» Task objective
Lines that hold the word "March" should be located and copied.

» Data listing
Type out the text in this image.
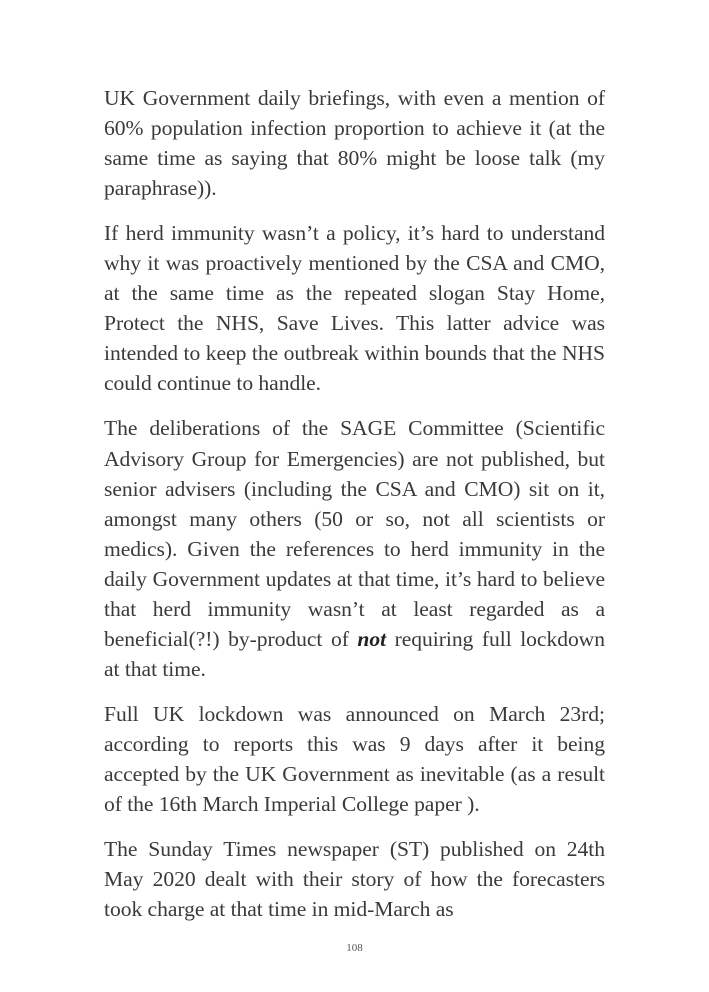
UK Government daily briefings, with even a mention of 60% population infection proportion to achieve it (at the same time as saying that 80% might be loose talk (my paraphrase)).

If herd immunity wasn’t a policy, it’s hard to understand why it was proactively mentioned by the CSA and CMO, at the same time as the repeated slogan Stay Home, Protect the NHS, Save Lives. This latter advice was intended to keep the outbreak within bounds that the NHS could continue to handle.

The deliberations of the SAGE Committee (Scientific Advisory Group for Emergencies) are not published, but senior advisers (including the CSA and CMO) sit on it, amongst many others (50 or so, not all scientists or medics). Given the references to herd immunity in the daily Government updates at that time, it’s hard to believe that herd immunity wasn’t at least regarded as a beneficial(?!) by-product of not requiring full lockdown at that time.

Full UK lockdown was announced on March 23rd; according to reports this was 9 days after it being accepted by the UK Government as inevitable (as a result of the 16th March Imperial College paper ).

The Sunday Times newspaper (ST) published on 24th May 2020 dealt with their story of how the forecasters took charge at that time in mid-March as

108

» Solved exercise
Full UK lockdown was announced on March 23rd; according to reports this was 9 days after it being accepted by the UK Government as inevitable (as a result of the 16th March Imperial College paper ).
The Sunday Times newspaper (ST) published on 24th May 2020 dealt with their story of how the forecasters took charge at that time in mid-March as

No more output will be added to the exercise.